→ Task prompt: Each line of the material below should be reproduced exactly.

[Stored records]

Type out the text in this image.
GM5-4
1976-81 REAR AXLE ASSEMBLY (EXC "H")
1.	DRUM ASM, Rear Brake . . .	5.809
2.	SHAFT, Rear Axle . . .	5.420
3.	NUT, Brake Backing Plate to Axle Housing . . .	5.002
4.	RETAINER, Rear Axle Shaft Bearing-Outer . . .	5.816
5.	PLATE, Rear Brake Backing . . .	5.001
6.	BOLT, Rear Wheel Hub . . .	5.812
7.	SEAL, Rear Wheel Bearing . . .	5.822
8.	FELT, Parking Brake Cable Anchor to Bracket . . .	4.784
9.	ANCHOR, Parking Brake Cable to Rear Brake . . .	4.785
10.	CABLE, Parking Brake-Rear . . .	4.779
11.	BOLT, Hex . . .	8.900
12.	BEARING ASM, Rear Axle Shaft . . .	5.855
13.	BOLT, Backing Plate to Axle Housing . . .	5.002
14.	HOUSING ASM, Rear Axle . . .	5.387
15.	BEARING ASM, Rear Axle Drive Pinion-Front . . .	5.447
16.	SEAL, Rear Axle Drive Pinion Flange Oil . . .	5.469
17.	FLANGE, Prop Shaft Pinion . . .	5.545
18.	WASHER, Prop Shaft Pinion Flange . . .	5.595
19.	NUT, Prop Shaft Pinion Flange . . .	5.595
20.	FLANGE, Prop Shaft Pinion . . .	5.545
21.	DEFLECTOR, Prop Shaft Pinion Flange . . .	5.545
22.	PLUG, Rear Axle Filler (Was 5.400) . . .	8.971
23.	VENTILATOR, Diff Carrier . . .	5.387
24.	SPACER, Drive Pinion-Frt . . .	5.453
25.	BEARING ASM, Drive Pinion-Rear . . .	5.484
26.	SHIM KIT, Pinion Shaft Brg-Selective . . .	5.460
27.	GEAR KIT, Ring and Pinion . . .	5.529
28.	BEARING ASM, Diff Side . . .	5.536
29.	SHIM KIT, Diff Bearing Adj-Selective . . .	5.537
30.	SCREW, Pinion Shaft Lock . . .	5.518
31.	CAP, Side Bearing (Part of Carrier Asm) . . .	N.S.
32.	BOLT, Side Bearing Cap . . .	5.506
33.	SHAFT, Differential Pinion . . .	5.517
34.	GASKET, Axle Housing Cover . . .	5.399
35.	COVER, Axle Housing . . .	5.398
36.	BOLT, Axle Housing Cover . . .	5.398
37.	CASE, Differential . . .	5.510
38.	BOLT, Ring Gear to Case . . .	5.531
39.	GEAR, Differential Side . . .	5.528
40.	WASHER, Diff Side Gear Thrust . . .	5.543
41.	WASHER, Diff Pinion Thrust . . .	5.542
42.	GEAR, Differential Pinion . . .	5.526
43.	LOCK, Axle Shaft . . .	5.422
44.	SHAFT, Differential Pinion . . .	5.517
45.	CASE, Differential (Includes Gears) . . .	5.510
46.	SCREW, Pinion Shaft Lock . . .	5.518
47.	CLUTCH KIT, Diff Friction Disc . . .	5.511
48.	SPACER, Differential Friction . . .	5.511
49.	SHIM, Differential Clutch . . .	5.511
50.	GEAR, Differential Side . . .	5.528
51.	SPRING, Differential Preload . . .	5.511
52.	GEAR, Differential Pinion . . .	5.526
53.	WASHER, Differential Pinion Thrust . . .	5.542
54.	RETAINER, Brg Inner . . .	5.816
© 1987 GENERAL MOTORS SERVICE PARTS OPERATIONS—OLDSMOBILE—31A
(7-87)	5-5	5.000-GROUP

→ Result of the task:
Type out the text in this image.
GM5-4
1976-81 REAR AXLE ASSEMBLY (EXC "H")
1.	DRUM ASM, Rear Brake . . .	5.809
2.	SHAFT, Rear Axle . . .	5.420
3.	NUT, Brake Backing Plate to Axle Housing . . .	5.002
4.	RETAINER, Rear Axle Shaft Bearing-Outer . . .	5.816
5.	PLATE, Rear Brake Backing . . .	5.001
6.	BOLT, Rear Wheel Hub . . .	5.812
7.	SEAL, Rear Wheel Bearing . . .	5.822
8.	FELT, Parking Brake Cable Anchor to Bracket . . .	4.784
9.	ANCHOR, Parking Brake Cable to Rear Brake . . .	4.785
10.	CABLE, Parking Brake-Rear . . .	4.779
11.	BOLT, Hex . . .	8.900
12.	BEARING ASM, Rear Axle Shaft . . .	5.855
13.	BOLT, Backing Plate to Axle Housing . . .	5.002
14.	HOUSING ASM, Rear Axle . . .	5.387
15.	BEARING ASM, Rear Axle Drive Pinion-Front . . .	5.447
16.	SEAL, Rear Axle Drive Pinion Flange Oil . . .	5.469
17.	FLANGE, Prop Shaft Pinion . . .	5.545
18.	WASHER, Prop Shaft Pinion Flange . . .	5.595
19.	NUT, Prop Shaft Pinion Flange . . .	5.595
20.	FLANGE, Prop Shaft Pinion . . .	5.545
21.	DEFLECTOR, Prop Shaft Pinion Flange . . .	5.545
22.	PLUG, Rear Axle Filler (Was 5.400) . . .	8.971
23.	VENTILATOR, Diff Carrier . . .	5.387
24.	SPACER, Drive Pinion-Frt . . .	5.453
25.	BEARING ASM, Drive Pinion-Rear . . .	5.484
26.	SHIM KIT, Pinion Shaft Brg-Selective . . .	5.460
27.	GEAR KIT, Ring and Pinion . . .	5.529
28.	BEARING ASM, Diff Side . . .	5.536
29.	SHIM KIT, Diff Bearing Adj-Selective . . .	5.537
30.	SCREW, Pinion Shaft Lock . . .	5.518
31.	CAP, Side Bearing (Part of Carrier Asm) . . .	N.S.
32.	BOLT, Side Bearing Cap . . .	5.506
33.	SHAFT, Differential Pinion . . .	5.517
34.	GASKET, Axle Housing Cover . . .	5.399
35.	COVER, Axle Housing . . .	5.398
36.	BOLT, Axle Housing Cover . . .	5.398
37.	CASE, Differential . . .	5.510
38.	BOLT, Ring Gear to Case . . .	5.531
39.	GEAR, Differential Side . . .	5.528
40.	WASHER, Diff Side Gear Thrust . . .	5.543
41.	WASHER, Diff Pinion Thrust . . .	5.542
42.	GEAR, Differential Pinion . . .	5.526
43.	LOCK, Axle Shaft . . .	5.422
44.	SHAFT, Differential Pinion . . .	5.517
45.	CASE, Differential (Includes Gears) . . .	5.510
46.	SCREW, Pinion Shaft Lock . . .	5.518
47.	CLUTCH KIT, Diff Friction Disc . . .	5.511
48.	SPACER, Differential Friction . . .	5.511
49.	SHIM, Differential Clutch . . .	5.511
50.	GEAR, Differential Side . . .	5.528
51.	SPRING, Differential Preload . . .	5.511
52.	GEAR, Differential Pinion . . .	5.526
53.	WASHER, Differential Pinion Thrust . . .	5.542
54.	RETAINER, Brg Inner . . .	5.816
© 1987 GENERAL MOTORS SERVICE PARTS OPERATIONS—OLDSMOBILE—31A
(7-87)	5-5	5.000-GROUP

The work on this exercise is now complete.